Wednesday, November 20, 2013

The turkeys have escaped

If you found yourself chuckling at the above, I've got good news for you. 

There's this TV programme called Mystery Science Theater 3000, from which the above graphic was taken. In every episode they screen an entire movie, usually but not always American low-budget horror or sci-fi from the fifties, sixties and seventies. Meanwhile the cast, permanently silhouetted at the bottom of the screen as if in the front row of an auditorium, constantly crack wise to ensure you never get a chance to enjoy the film as its makers intended.
If, however, you knew exactly what the photo represented and found yourself grinding your teeth at the very memory of the thing, I've got bad news for you.
Much as we feared, the programme's influence has been permanent.

Though I was surprised to learn it has not been produced since 1999, MST3K (as it is popularly known) remains a touchstone for an entire generation, and the ultimate source of validation for people who think that the only possible means of engaging with low budget genre films is in snorting derision. It’s for people who think it’s hilarious whenever a set wobbles, or you can see the strings on the devil bat.

▶ _Listed records_:
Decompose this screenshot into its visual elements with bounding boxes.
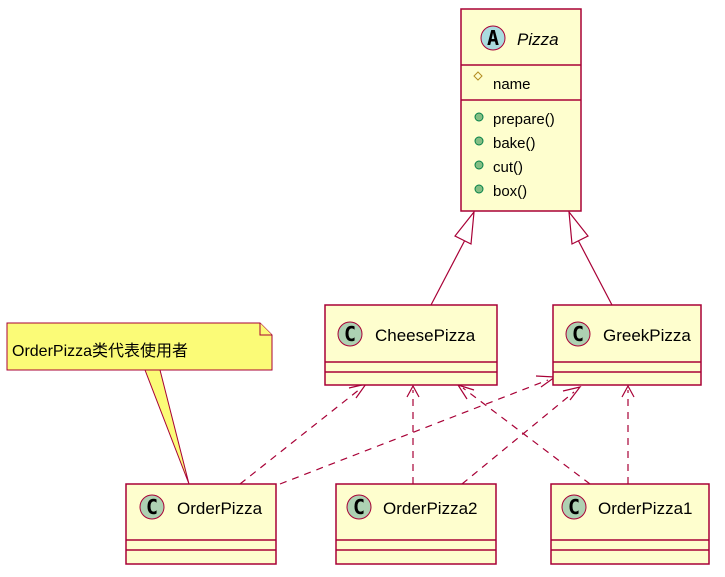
class-badge-letter: C: [568, 495, 580, 519]
edge-cheesepizza-to-pizza: [430, 239, 466, 306]
class-orderpizza[interactable]: C OrderPizza: [125, 483, 277, 565]
class-orderpizza1[interactable]: C OrderPizza1: [550, 483, 710, 565]
class-cheesepizza[interactable]: C CheesePizza: [324, 304, 498, 386]
edge-orderpizza2-to-greekpizza: [461, 391, 575, 485]
class-name: Pizza: [517, 30, 559, 49]
class-name: CheesePizza: [375, 326, 476, 345]
class-name: GreekPizza: [603, 326, 691, 345]
edge-orderpizza-to-cheesepizza: [239, 388, 361, 485]
edge-orderpizza-to-greekpizza: [279, 379, 549, 485]
method-name: bake(): [493, 135, 536, 152]
method-name: prepare(): [493, 111, 555, 128]
edge-greekpizza-to-pizza: [577, 239, 613, 306]
field-name: name: [493, 76, 531, 93]
class-name: OrderPizza: [177, 499, 263, 518]
class-badge-letter: C: [146, 495, 158, 519]
dependency-arrowhead: [535, 375, 557, 388]
note-text: OrderPizza类代表使用者: [12, 342, 188, 360]
class-name: OrderPizza1: [598, 499, 692, 518]
edge-orderpizza1-to-cheesepizza: [462, 387, 591, 485]
class-badge-letter: C: [353, 495, 365, 519]
class-badge-letter: C: [344, 322, 356, 346]
public-visibility-icon: [474, 112, 484, 122]
dependency-arrowhead: [562, 386, 582, 401]
abstract-badge-letter: A: [487, 26, 499, 50]
inheritance-arrowhead: [454, 210, 475, 245]
note: OrderPizza类代表使用者: [6, 322, 273, 485]
dependency-arrowhead: [456, 383, 475, 400]
public-visibility-icon: [474, 160, 484, 170]
class-greekpizza[interactable]: C GreekPizza: [552, 304, 702, 386]
note-corner-fold: [259, 323, 272, 336]
method-name: box(): [493, 183, 527, 200]
dependency-edges: [239, 375, 635, 485]
inheritance-arrowhead: [568, 210, 589, 245]
public-visibility-icon: [474, 136, 484, 146]
class-orderpizza2[interactable]: C OrderPizza2: [335, 483, 497, 565]
inheritance-edges: [430, 210, 613, 306]
class-badge-letter: C: [572, 322, 584, 346]
class-diagram: OrderPizza类代表使用者 A Pizza name prepare() …: [6, 8, 710, 565]
class-name: OrderPizza2: [383, 499, 477, 518]
public-visibility-icon: [474, 184, 484, 194]
class-pizza[interactable]: A Pizza name prepare() bake() cut() box(…: [460, 8, 582, 212]
method-name: cut(): [493, 159, 523, 176]
note-connector: [144, 369, 190, 485]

▶ _What you should do_: In the post about Mystery Science Theater 3000, where does the cast appear on screen during each episode?

▶ _Written solution_: Permanently silhouetted at the bottom of the screen, as if in the front row of an auditorium.